§ To do
Repeat each line exactly, leaving nothing out.

━━━━━ Provided entries

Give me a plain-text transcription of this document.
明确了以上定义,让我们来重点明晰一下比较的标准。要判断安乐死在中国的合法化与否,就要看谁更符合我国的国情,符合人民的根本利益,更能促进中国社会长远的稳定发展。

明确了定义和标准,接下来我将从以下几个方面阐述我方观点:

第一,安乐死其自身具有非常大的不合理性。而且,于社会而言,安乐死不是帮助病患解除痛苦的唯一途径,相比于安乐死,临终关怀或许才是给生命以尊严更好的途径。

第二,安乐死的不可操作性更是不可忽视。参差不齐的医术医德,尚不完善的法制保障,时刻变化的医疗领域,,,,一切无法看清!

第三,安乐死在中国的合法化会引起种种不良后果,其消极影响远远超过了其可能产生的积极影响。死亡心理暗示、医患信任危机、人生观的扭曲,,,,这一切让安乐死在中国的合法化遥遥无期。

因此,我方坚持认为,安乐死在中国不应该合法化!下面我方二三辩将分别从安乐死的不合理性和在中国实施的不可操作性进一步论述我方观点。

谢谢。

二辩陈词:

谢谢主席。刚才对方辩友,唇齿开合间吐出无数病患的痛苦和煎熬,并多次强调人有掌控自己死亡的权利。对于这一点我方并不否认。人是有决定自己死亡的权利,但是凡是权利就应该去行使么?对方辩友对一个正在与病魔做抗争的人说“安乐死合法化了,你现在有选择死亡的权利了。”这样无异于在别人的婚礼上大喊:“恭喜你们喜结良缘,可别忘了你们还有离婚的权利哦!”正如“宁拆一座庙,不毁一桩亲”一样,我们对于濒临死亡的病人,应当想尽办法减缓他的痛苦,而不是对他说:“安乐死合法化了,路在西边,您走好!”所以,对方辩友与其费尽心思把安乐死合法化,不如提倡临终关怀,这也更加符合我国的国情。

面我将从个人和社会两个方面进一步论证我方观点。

━━━━━━━━━━

§ Solution for this exercise
Give me a plain-text transcription of this document.
明确了以上定义,让我们来重点明晰一下比较的标准。要判断安乐死在中国的合法化与否,就要看谁更符合我国的国情,符合人民的根本利益,更能促进中国社会长远的稳定发展。

明确了定义和标准,接下来我将从以下几个方面阐述我方观点:

第一,安乐死其自身具有非常大的不合理性。而且,于社会而言,安乐死不是帮助病患解除痛苦的唯一途径,相比于安乐死,临终关怀或许才是给生命以尊严更好的途径。

第二,安乐死的不可操作性更是不可忽视。参差不齐的医术医德,尚不完善的法制保障,时刻变化的医疗领域,,,,一切无法看清!

第三,安乐死在中国的合法化会引起种种不良后果,其消极影响远远超过了其可能产生的积极影响。死亡心理暗示、医患信任危机、人生观的扭曲,,,,这一切让安乐死在中国的合法化遥遥无期。

因此,我方坚持认为,安乐死在中国不应该合法化!下面我方二三辩将分别从安乐死的不合理性和在中国实施的不可操作性进一步论述我方观点。

谢谢。

二辩陈词:

谢谢主席。刚才对方辩友,唇齿开合间吐出无数病患的痛苦和煎熬,并多次强调人有掌控自己死亡的权利。对于这一点我方并不否认。人是有决定自己死亡的权利,但是凡是权利就应该去行使么?对方辩友对一个正在与病魔做抗争的人说“安乐死合法化了,你现在有选择死亡的权利了。”这样无异于在别人的婚礼上大喊:“恭喜你们喜结良缘,可别忘了你们还有离婚的权利哦!”正如“宁拆一座庙,不毁一桩亲”一样,我们对于濒临死亡的病人,应当想尽办法减缓他的痛苦,而不是对他说:“安乐死合法化了,路在西边,您走好!”所以,对方辩友与其费尽心思把安乐死合法化,不如提倡临终关怀,这也更加符合我国的国情。

面我将从个人和社会两个方面进一步论证我方观点。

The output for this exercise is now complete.